→ Job: Give the data again, word for word.

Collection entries
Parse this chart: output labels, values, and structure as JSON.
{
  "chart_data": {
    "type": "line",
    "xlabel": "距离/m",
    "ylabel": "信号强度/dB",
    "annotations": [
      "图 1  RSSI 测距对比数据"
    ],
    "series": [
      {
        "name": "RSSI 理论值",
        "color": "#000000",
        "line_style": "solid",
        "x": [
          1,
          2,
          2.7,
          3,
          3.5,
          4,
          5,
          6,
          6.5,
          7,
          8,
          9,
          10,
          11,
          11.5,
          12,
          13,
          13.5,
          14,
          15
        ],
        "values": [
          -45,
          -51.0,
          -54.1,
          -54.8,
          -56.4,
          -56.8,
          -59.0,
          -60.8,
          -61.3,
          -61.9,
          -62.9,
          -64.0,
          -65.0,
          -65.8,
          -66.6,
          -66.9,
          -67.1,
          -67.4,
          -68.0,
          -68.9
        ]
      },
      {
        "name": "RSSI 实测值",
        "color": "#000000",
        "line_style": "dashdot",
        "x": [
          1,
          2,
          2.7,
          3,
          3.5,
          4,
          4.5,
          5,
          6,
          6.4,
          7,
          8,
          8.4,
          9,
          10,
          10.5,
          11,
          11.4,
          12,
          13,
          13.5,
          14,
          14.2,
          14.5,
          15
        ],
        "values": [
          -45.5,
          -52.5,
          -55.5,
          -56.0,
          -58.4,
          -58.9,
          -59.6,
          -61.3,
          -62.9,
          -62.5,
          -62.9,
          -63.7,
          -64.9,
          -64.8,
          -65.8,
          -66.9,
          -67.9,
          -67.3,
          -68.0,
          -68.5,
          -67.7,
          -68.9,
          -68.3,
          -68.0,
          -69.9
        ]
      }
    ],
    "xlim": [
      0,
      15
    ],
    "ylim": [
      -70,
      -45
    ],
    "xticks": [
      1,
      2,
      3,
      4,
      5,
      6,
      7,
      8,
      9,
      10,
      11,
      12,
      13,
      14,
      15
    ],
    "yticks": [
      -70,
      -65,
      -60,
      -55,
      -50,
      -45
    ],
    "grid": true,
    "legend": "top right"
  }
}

→ Exercise solution:
Parse this chart: output labels, values, and structure as JSON.
{
  "chart_data": {
    "type": "line",
    "xlabel": "距离/m",
    "ylabel": "信号强度/dB",
    "annotations": [
      "图 1  RSSI 测距对比数据"
    ],
    "series": [
      {
        "name": "RSSI 理论值",
        "color": "#000000",
        "line_style": "solid",
        "x": [
          1,
          2,
          2.7,
          3,
          3.5,
          4,
          5,
          6,
          6.5,
          7,
          8,
          9,
          10,
          11,
          11.5,
          12,
          13,
          13.5,
          14,
          15
        ],
        "values": [
          -45,
          -51.0,
          -54.1,
          -54.8,
          -56.4,
          -56.8,
          -59.0,
          -60.8,
          -61.3,
          -61.9,
          -62.9,
          -64.0,
          -65.0,
          -65.8,
          -66.6,
          -66.9,
          -67.1,
          -67.4,
          -68.0,
          -68.9
        ]
      },
      {
        "name": "RSSI 实测值",
        "color": "#000000",
        "line_style": "dashdot",
        "x": [
          1,
          2,
          2.7,
          3,
          3.5,
          4,
          4.5,
          5,
          6,
          6.4,
          7,
          8,
          8.4,
          9,
          10,
          10.5,
          11,
          11.4,
          12,
          13,
          13.5,
          14,
          14.2,
          14.5,
          15
        ],
        "values": [
          -45.5,
          -52.5,
          -55.5,
          -56.0,
          -58.4,
          -58.9,
          -59.6,
          -61.3,
          -62.9,
          -62.5,
          -62.9,
          -63.7,
          -64.9,
          -64.8,
          -65.8,
          -66.9,
          -67.9,
          -67.3,
          -68.0,
          -68.5,
          -67.7,
          -68.9,
          -68.3,
          -68.0,
          -69.9
        ]
      }
    ],
    "xlim": [
      0,
      15
    ],
    "ylim": [
      -70,
      -45
    ],
    "xticks": [
      1,
      2,
      3,
      4,
      5,
      6,
      7,
      8,
      9,
      10,
      11,
      12,
      13,
      14,
      15
    ],
    "yticks": [
      -70,
      -65,
      -60,
      -55,
      -50,
      -45
    ],
    "grid": true,
    "legend": "top right"
  }
}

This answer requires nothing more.